=== Set task ===
Repeat every line of the listing below exactly, minus the pictures.

** begin **

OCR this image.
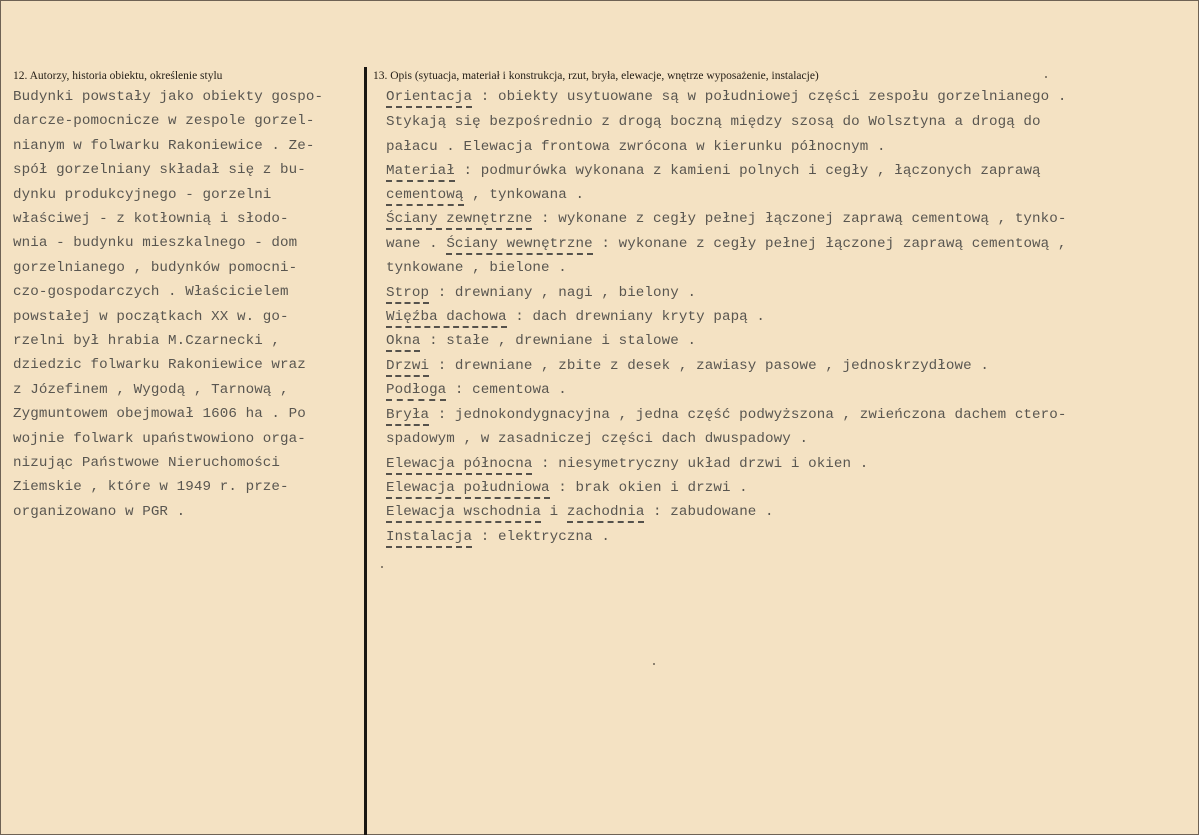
12. Autorzy, historia obiektu, określenie stylu	13. Opis (sytuacja, materiał i konstrukcja, rzut, bryła, elewacje, wnętrze wyposażenie, instalacje)
Budynki powstały jako obiekty gospo-
darcze-pomocnicze w zespole gorzel-
nianym w folwarku Rakoniewice . Ze-
spół gorzelniany składał się z bu-
dynku produkcyjnego - gorzelni
właściwej - z kotłownią i słodo-
wnia - budynku mieszkalnego - dom
gorzelnianego , budynków pomocni-
czo-gospodarczych . Właścicielem
powstałej w początkach XX w. go-
rzelni był hrabia M.Czarnecki ,
dziedzic folwarku Rakoniewice wraz
z Józefinem , Wygodą , Tarnową ,
Zygmuntowem obejmował 1606 ha . Po
wojnie folwark upaństwowiono orga-
nizując Państwowe Nieruchomości
Ziemskie , które w 1949 r. prze-
organizowano w PGR .
Orientacja : obiekty usytuowane są w południowej części zespołu gorzelnianego .
Stykają się bezpośrednio z drogą boczną między szosą do Wolsztyna a drogą do
pałacu . Elewacja frontowa zwrócona w kierunku północnym .
Materiał : podmurówka wykonana z kamieni polnych i cegły , łączonych zaprawą
cementową , tynkowana .
Ściany zewnętrzne : wykonane z cegły pełnej łączonej zaprawą cementową , tynko-
wane . Ściany wewnętrzne : wykonane z cegły pełnej łączonej zaprawą cementową ,
tynkowane , bielone .
Strop : drewniany , nagi , bielony .
Więźba dachowa : dach drewniany kryty papą .
Okna : stałe , drewniane i stalowe .
Drzwi : drewniane , zbite z desek , zawiasy pasowe , jednoskrzydłowe .
Podłoga : cementowa .
Bryła : jednokondygnacyjna , jedna część podwyższona , zwieńczona dachem ctero-
spadowym , w zasadniczej części dach dwuspadowy .
Elewacja północna : niesymetryczny układ drzwi i okien .
Elewacja południowa : brak okien i drzwi .
Elewacja wschodnia i zachodnia : zabudowane .
Instalacja : elektryczna .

** end **

=== The reply ===
OCR this image.
12. Autorzy, historia obiektu, określenie stylu	13. Opis (sytuacja, materiał i konstrukcja, rzut, bryła, elewacje, wnętrze wyposażenie, instalacje)
Budynki powstały jako obiekty gospo-
darcze-pomocnicze w zespole gorzel-
nianym w folwarku Rakoniewice . Ze-
spół gorzelniany składał się z bu-
dynku produkcyjnego - gorzelni
właściwej - z kotłownią i słodo-
wnia - budynku mieszkalnego - dom
gorzelnianego , budynków pomocni-
czo-gospodarczych . Właścicielem
powstałej w początkach XX w. go-
rzelni był hrabia M.Czarnecki ,
dziedzic folwarku Rakoniewice wraz
z Józefinem , Wygodą , Tarnową ,
Zygmuntowem obejmował 1606 ha . Po
wojnie folwark upaństwowiono orga-
nizując Państwowe Nieruchomości
Ziemskie , które w 1949 r. prze-
organizowano w PGR .
Orientacja : obiekty usytuowane są w południowej części zespołu gorzelnianego .
Stykają się bezpośrednio z drogą boczną między szosą do Wolsztyna a drogą do
pałacu . Elewacja frontowa zwrócona w kierunku północnym .
Materiał : podmurówka wykonana z kamieni polnych i cegły , łączonych zaprawą
cementową , tynkowana .
Ściany zewnętrzne : wykonane z cegły pełnej łączonej zaprawą cementową , tynko-
wane . Ściany wewnętrzne : wykonane z cegły pełnej łączonej zaprawą cementową ,
tynkowane , bielone .
Strop : drewniany , nagi , bielony .
Więźba dachowa : dach drewniany kryty papą .
Okna : stałe , drewniane i stalowe .
Drzwi : drewniane , zbite z desek , zawiasy pasowe , jednoskrzydłowe .
Podłoga : cementowa .
Bryła : jednokondygnacyjna , jedna część podwyższona , zwieńczona dachem ctero-
spadowym , w zasadniczej części dach dwuspadowy .
Elewacja północna : niesymetryczny układ drzwi i okien .
Elewacja południowa : brak okien i drzwi .
Elewacja wschodnia i zachodnia : zabudowane .
Instalacja : elektryczna .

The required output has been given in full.